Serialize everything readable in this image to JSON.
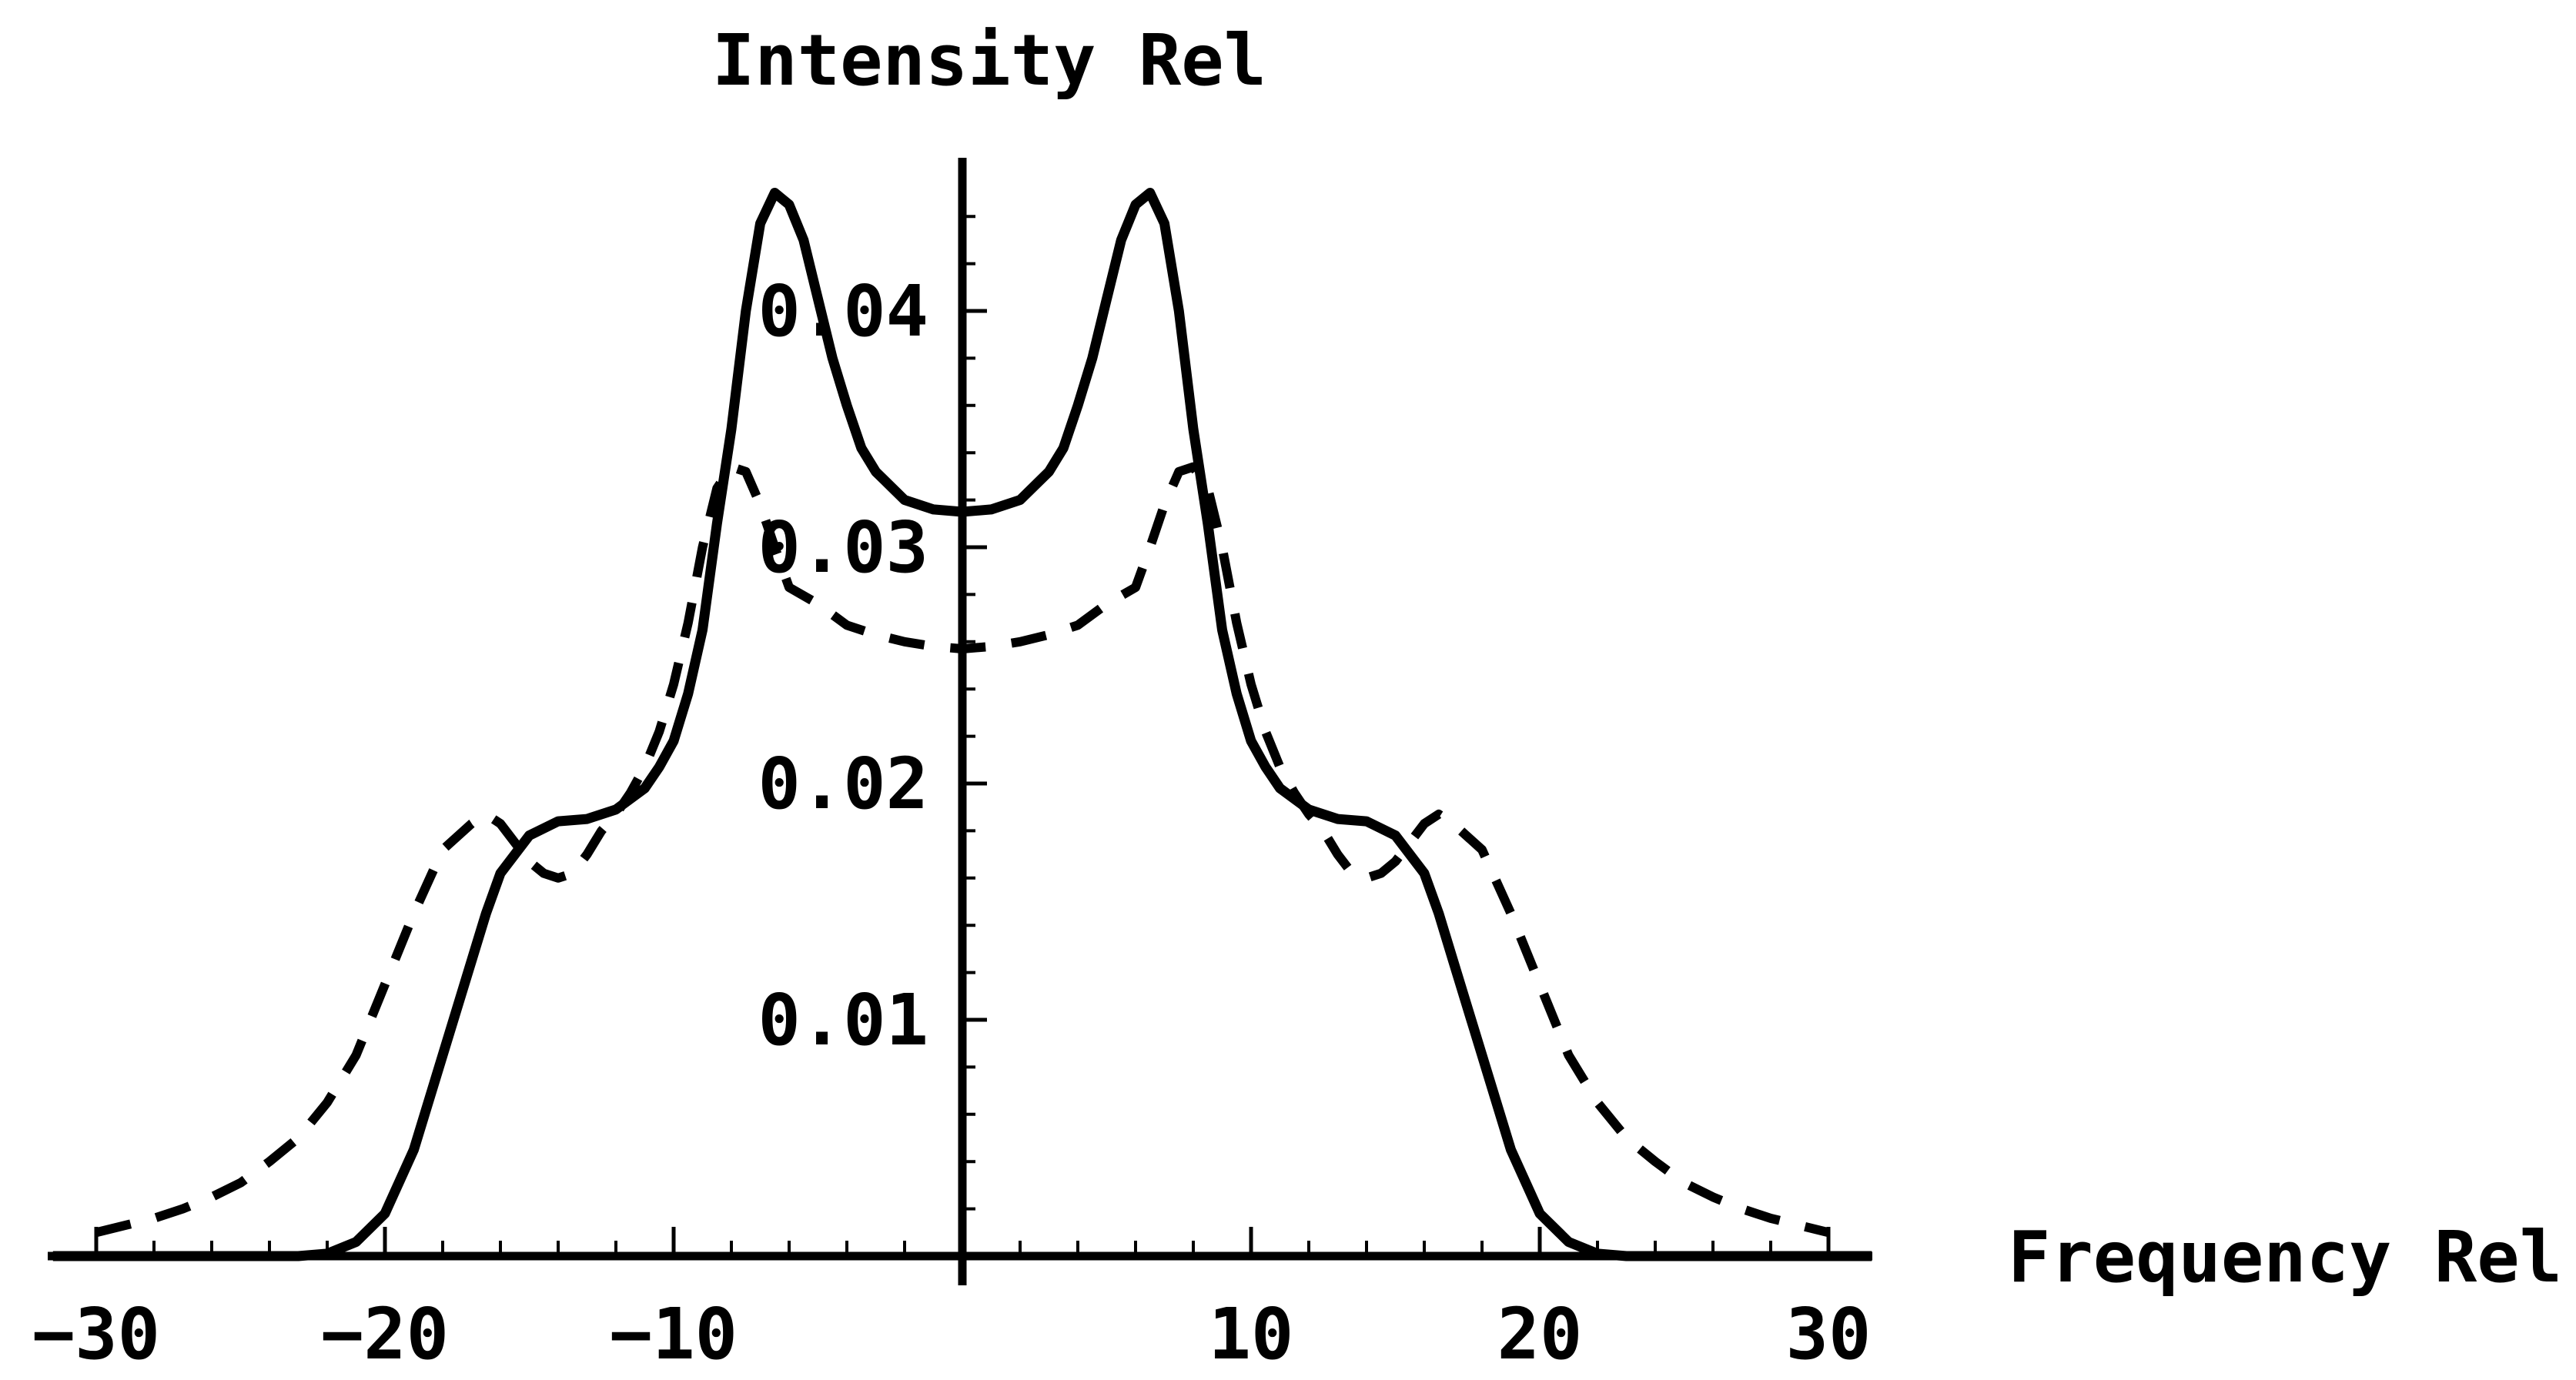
{
  "chart_data": {
    "type": "line",
    "title": "",
    "xlabel": "Frequency Rel",
    "ylabel": "Intensity Rel",
    "xlim": [
      -30,
      30
    ],
    "ylim": [
      0,
      0.0455
    ],
    "x_ticks": [
      -30,
      -20,
      -10,
      10,
      20,
      30
    ],
    "x_tick_labels": [
      "-30",
      "-20",
      "-10",
      "10",
      "20",
      "30"
    ],
    "y_ticks": [
      0.01,
      0.02,
      0.03,
      0.04
    ],
    "y_tick_labels": [
      "0.01",
      "0.02",
      "0.03",
      "0.04"
    ],
    "grid": false,
    "legend": "none",
    "series": [
      {
        "style": "solid",
        "x": [
          -31.5,
          -23,
          -22,
          -21,
          -20,
          -19,
          -18,
          -17,
          -16.5,
          -16,
          -15,
          -14,
          -13,
          -12,
          -11,
          -10.5,
          -10,
          -9.5,
          -9,
          -8.5,
          -8,
          -7.5,
          -7,
          -6.5,
          -6,
          -5.5,
          -5,
          -4.5,
          -4,
          -3.5,
          -3,
          -2,
          -1,
          0,
          1,
          2,
          3,
          3.5,
          4,
          4.5,
          5,
          5.5,
          6,
          6.5,
          7,
          7.5,
          8,
          8.5,
          9,
          9.5,
          10,
          10.5,
          11,
          12,
          13,
          14,
          15,
          16,
          16.5,
          17,
          18,
          19,
          20,
          21,
          22,
          23,
          31.5
        ],
        "y": [
          0,
          0,
          0.0001,
          0.0006,
          0.0018,
          0.0045,
          0.0085,
          0.0125,
          0.0145,
          0.0162,
          0.0178,
          0.0184,
          0.0185,
          0.0189,
          0.0198,
          0.0207,
          0.0218,
          0.0238,
          0.0265,
          0.031,
          0.035,
          0.04,
          0.0437,
          0.045,
          0.0445,
          0.043,
          0.0405,
          0.038,
          0.036,
          0.0342,
          0.0332,
          0.032,
          0.0316,
          0.0315,
          0.0316,
          0.032,
          0.0332,
          0.0342,
          0.036,
          0.038,
          0.0405,
          0.043,
          0.0445,
          0.045,
          0.0437,
          0.04,
          0.035,
          0.031,
          0.0265,
          0.0238,
          0.0218,
          0.0207,
          0.0198,
          0.0189,
          0.0185,
          0.0184,
          0.0178,
          0.0162,
          0.0145,
          0.0125,
          0.0085,
          0.0045,
          0.0018,
          0.0006,
          0.0001,
          0,
          0
        ]
      },
      {
        "style": "dashed",
        "x": [
          -30,
          -29,
          -28,
          -27,
          -26,
          -25,
          -24,
          -23,
          -22,
          -21,
          -20,
          -19,
          -18,
          -17,
          -16.5,
          -16,
          -15.5,
          -15,
          -14.5,
          -14,
          -13.5,
          -13,
          -12.5,
          -12,
          -11.5,
          -11,
          -10.5,
          -10,
          -9.5,
          -9,
          -8.5,
          -8,
          -7.5,
          -7,
          -6.5,
          -6,
          -5,
          -4,
          -3,
          -2,
          -1,
          0,
          1,
          2,
          3,
          4,
          5,
          6,
          6.5,
          7,
          7.5,
          8,
          8.5,
          9,
          9.5,
          10,
          10.5,
          11,
          11.5,
          12,
          12.5,
          13,
          13.5,
          14,
          14.5,
          15,
          15.5,
          16,
          16.5,
          17,
          18,
          19,
          20,
          21,
          22,
          23,
          24,
          25,
          26,
          27,
          28,
          29,
          30
        ],
        "y": [
          0.001,
          0.0013,
          0.0016,
          0.002,
          0.0025,
          0.0031,
          0.004,
          0.005,
          0.0065,
          0.0085,
          0.0115,
          0.0145,
          0.0172,
          0.0183,
          0.0187,
          0.0183,
          0.0175,
          0.0167,
          0.0162,
          0.016,
          0.0162,
          0.017,
          0.018,
          0.0187,
          0.0196,
          0.0207,
          0.0222,
          0.0242,
          0.0268,
          0.03,
          0.0325,
          0.0334,
          0.0332,
          0.0318,
          0.03,
          0.0283,
          0.0276,
          0.0267,
          0.0263,
          0.026,
          0.0258,
          0.0257,
          0.0258,
          0.026,
          0.0263,
          0.0267,
          0.0276,
          0.0283,
          0.03,
          0.0318,
          0.0332,
          0.0334,
          0.0325,
          0.03,
          0.0268,
          0.0242,
          0.0222,
          0.0207,
          0.0196,
          0.0187,
          0.018,
          0.017,
          0.0162,
          0.016,
          0.0162,
          0.0167,
          0.0175,
          0.0183,
          0.0187,
          0.0183,
          0.0172,
          0.0145,
          0.0115,
          0.0085,
          0.0065,
          0.005,
          0.004,
          0.0031,
          0.0025,
          0.002,
          0.0016,
          0.0013,
          0.001
        ]
      }
    ]
  }
}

# DESCRIPTION OF THE TASK
Can you restate all the records above word for word while dropping the pictures?

# COMPLETE RESPONSE
Serialize everything readable in this image to JSON.
{
  "chart_data": {
    "type": "line",
    "title": "",
    "xlabel": "Frequency Rel",
    "ylabel": "Intensity Rel",
    "xlim": [
      -30,
      30
    ],
    "ylim": [
      0,
      0.0455
    ],
    "x_ticks": [
      -30,
      -20,
      -10,
      10,
      20,
      30
    ],
    "x_tick_labels": [
      "-30",
      "-20",
      "-10",
      "10",
      "20",
      "30"
    ],
    "y_ticks": [
      0.01,
      0.02,
      0.03,
      0.04
    ],
    "y_tick_labels": [
      "0.01",
      "0.02",
      "0.03",
      "0.04"
    ],
    "grid": false,
    "legend": "none",
    "series": [
      {
        "style": "solid",
        "x": [
          -31.5,
          -23,
          -22,
          -21,
          -20,
          -19,
          -18,
          -17,
          -16.5,
          -16,
          -15,
          -14,
          -13,
          -12,
          -11,
          -10.5,
          -10,
          -9.5,
          -9,
          -8.5,
          -8,
          -7.5,
          -7,
          -6.5,
          -6,
          -5.5,
          -5,
          -4.5,
          -4,
          -3.5,
          -3,
          -2,
          -1,
          0,
          1,
          2,
          3,
          3.5,
          4,
          4.5,
          5,
          5.5,
          6,
          6.5,
          7,
          7.5,
          8,
          8.5,
          9,
          9.5,
          10,
          10.5,
          11,
          12,
          13,
          14,
          15,
          16,
          16.5,
          17,
          18,
          19,
          20,
          21,
          22,
          23,
          31.5
        ],
        "y": [
          0,
          0,
          0.0001,
          0.0006,
          0.0018,
          0.0045,
          0.0085,
          0.0125,
          0.0145,
          0.0162,
          0.0178,
          0.0184,
          0.0185,
          0.0189,
          0.0198,
          0.0207,
          0.0218,
          0.0238,
          0.0265,
          0.031,
          0.035,
          0.04,
          0.0437,
          0.045,
          0.0445,
          0.043,
          0.0405,
          0.038,
          0.036,
          0.0342,
          0.0332,
          0.032,
          0.0316,
          0.0315,
          0.0316,
          0.032,
          0.0332,
          0.0342,
          0.036,
          0.038,
          0.0405,
          0.043,
          0.0445,
          0.045,
          0.0437,
          0.04,
          0.035,
          0.031,
          0.0265,
          0.0238,
          0.0218,
          0.0207,
          0.0198,
          0.0189,
          0.0185,
          0.0184,
          0.0178,
          0.0162,
          0.0145,
          0.0125,
          0.0085,
          0.0045,
          0.0018,
          0.0006,
          0.0001,
          0,
          0
        ]
      },
      {
        "style": "dashed",
        "x": [
          -30,
          -29,
          -28,
          -27,
          -26,
          -25,
          -24,
          -23,
          -22,
          -21,
          -20,
          -19,
          -18,
          -17,
          -16.5,
          -16,
          -15.5,
          -15,
          -14.5,
          -14,
          -13.5,
          -13,
          -12.5,
          -12,
          -11.5,
          -11,
          -10.5,
          -10,
          -9.5,
          -9,
          -8.5,
          -8,
          -7.5,
          -7,
          -6.5,
          -6,
          -5,
          -4,
          -3,
          -2,
          -1,
          0,
          1,
          2,
          3,
          4,
          5,
          6,
          6.5,
          7,
          7.5,
          8,
          8.5,
          9,
          9.5,
          10,
          10.5,
          11,
          11.5,
          12,
          12.5,
          13,
          13.5,
          14,
          14.5,
          15,
          15.5,
          16,
          16.5,
          17,
          18,
          19,
          20,
          21,
          22,
          23,
          24,
          25,
          26,
          27,
          28,
          29,
          30
        ],
        "y": [
          0.001,
          0.0013,
          0.0016,
          0.002,
          0.0025,
          0.0031,
          0.004,
          0.005,
          0.0065,
          0.0085,
          0.0115,
          0.0145,
          0.0172,
          0.0183,
          0.0187,
          0.0183,
          0.0175,
          0.0167,
          0.0162,
          0.016,
          0.0162,
          0.017,
          0.018,
          0.0187,
          0.0196,
          0.0207,
          0.0222,
          0.0242,
          0.0268,
          0.03,
          0.0325,
          0.0334,
          0.0332,
          0.0318,
          0.03,
          0.0283,
          0.0276,
          0.0267,
          0.0263,
          0.026,
          0.0258,
          0.0257,
          0.0258,
          0.026,
          0.0263,
          0.0267,
          0.0276,
          0.0283,
          0.03,
          0.0318,
          0.0332,
          0.0334,
          0.0325,
          0.03,
          0.0268,
          0.0242,
          0.0222,
          0.0207,
          0.0196,
          0.0187,
          0.018,
          0.017,
          0.0162,
          0.016,
          0.0162,
          0.0167,
          0.0175,
          0.0183,
          0.0187,
          0.0183,
          0.0172,
          0.0145,
          0.0115,
          0.0085,
          0.0065,
          0.005,
          0.004,
          0.0031,
          0.0025,
          0.002,
          0.0016,
          0.0013,
          0.001
        ]
      }
    ]
  }
}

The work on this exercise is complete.